## TASK INSTRUCTIONS:
Render the listing as a numbered list, from its first line up to and including the line that contains "374, 248, 388]", omitting any blank lines.

## RECORDS TO PROCESS:
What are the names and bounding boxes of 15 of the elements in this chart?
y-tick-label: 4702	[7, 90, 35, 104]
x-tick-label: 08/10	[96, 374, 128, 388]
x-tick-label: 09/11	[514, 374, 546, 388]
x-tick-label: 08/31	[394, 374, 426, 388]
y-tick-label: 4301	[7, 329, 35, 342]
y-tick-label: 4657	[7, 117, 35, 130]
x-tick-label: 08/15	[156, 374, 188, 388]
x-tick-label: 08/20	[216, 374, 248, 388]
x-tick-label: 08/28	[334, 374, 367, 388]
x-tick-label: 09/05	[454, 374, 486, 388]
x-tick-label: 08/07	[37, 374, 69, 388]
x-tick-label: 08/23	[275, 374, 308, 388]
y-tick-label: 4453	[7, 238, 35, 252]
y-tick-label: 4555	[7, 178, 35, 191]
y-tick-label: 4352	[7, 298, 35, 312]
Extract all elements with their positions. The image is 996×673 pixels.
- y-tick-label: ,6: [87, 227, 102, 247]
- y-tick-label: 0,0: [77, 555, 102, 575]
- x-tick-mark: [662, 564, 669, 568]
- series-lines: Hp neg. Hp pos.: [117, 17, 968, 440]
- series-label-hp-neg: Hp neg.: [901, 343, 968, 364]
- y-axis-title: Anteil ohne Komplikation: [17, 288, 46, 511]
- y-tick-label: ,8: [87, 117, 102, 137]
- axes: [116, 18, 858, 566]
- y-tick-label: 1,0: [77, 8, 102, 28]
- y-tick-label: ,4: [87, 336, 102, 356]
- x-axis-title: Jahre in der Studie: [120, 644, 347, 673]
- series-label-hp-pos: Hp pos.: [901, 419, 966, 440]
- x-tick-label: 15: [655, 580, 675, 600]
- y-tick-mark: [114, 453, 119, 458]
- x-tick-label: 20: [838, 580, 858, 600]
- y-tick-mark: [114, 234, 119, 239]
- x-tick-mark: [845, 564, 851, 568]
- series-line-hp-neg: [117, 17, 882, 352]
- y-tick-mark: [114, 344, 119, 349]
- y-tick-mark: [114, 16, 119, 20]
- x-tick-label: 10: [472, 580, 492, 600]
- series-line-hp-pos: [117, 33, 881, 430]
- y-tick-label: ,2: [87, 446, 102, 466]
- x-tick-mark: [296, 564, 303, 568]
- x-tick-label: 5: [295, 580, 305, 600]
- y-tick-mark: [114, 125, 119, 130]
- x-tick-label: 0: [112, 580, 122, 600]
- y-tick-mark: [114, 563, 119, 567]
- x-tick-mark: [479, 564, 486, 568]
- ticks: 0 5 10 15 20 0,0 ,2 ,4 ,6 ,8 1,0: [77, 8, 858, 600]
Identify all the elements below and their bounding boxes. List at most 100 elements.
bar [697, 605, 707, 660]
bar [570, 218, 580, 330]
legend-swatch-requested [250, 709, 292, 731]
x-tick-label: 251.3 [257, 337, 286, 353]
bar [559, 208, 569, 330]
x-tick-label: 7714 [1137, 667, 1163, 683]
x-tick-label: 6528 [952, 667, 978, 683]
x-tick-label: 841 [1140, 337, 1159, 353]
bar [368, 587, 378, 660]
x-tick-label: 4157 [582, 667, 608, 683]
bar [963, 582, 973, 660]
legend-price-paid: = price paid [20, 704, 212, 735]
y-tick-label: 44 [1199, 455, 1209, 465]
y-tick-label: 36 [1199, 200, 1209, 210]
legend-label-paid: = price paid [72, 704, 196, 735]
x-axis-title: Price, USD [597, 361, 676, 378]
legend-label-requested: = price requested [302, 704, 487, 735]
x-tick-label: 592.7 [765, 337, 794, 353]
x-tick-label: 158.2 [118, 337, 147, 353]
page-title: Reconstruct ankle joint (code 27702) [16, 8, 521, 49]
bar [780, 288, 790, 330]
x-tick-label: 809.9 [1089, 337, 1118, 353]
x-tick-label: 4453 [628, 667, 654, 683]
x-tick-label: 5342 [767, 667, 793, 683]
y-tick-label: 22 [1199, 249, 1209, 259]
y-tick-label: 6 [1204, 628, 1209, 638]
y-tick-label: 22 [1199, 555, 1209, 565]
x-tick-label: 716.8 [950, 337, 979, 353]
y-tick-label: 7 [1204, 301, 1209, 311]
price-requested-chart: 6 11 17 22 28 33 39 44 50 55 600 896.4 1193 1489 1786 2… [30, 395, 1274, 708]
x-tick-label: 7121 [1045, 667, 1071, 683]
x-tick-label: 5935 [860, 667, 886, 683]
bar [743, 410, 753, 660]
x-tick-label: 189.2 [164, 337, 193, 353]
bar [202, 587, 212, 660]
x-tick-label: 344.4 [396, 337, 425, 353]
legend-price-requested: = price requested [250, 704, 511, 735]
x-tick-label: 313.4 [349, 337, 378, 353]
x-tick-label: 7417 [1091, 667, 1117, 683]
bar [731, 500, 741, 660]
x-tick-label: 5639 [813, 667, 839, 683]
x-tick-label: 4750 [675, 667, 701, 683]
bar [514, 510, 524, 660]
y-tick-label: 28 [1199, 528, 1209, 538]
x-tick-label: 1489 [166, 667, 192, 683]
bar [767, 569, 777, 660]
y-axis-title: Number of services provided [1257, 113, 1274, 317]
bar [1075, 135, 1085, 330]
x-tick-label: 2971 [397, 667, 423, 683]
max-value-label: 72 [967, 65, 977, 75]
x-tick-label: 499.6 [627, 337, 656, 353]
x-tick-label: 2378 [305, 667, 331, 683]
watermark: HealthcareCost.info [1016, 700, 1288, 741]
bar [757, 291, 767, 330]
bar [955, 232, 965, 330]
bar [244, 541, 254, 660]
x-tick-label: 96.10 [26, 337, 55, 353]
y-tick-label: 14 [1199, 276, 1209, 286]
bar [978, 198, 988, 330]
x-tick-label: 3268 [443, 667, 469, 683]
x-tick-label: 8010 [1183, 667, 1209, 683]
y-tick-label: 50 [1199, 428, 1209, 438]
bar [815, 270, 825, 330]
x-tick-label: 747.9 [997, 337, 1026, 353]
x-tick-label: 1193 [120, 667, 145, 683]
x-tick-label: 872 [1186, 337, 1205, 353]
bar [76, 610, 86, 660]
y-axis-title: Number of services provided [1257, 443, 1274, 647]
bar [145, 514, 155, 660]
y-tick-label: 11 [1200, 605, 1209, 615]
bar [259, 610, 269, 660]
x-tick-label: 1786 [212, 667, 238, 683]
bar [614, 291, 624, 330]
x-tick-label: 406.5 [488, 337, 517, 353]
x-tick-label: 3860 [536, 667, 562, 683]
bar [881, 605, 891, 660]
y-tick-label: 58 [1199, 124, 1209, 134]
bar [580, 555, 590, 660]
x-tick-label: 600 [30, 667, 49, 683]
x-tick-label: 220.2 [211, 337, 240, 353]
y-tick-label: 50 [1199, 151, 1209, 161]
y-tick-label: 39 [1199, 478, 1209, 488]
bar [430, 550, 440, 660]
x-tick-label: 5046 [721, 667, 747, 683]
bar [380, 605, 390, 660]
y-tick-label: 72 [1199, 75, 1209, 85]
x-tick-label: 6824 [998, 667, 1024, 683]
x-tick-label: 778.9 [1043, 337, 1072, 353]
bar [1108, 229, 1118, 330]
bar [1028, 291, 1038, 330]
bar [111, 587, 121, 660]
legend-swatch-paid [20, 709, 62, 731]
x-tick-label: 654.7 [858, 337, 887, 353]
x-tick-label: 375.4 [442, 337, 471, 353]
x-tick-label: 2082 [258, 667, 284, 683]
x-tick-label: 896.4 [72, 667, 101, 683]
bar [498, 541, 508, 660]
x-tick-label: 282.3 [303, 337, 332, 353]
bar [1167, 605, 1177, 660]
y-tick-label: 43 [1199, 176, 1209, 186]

## FINISHED ANSWER:
1. What are the names and bounding boxes of 15 of the elements in this chart?
2. y-tick-label: 4702	[7, 90, 35, 104]
3. x-tick-label: 08/10	[96, 374, 128, 388]
4. x-tick-label: 09/11	[514, 374, 546, 388]
5. x-tick-label: 08/31	[394, 374, 426, 388]
6. y-tick-label: 4301	[7, 329, 35, 342]
7. y-tick-label: 4657	[7, 117, 35, 130]
8. x-tick-label: 08/15	[156, 374, 188, 388]
9. x-tick-label: 08/20	[216, 374, 248, 388]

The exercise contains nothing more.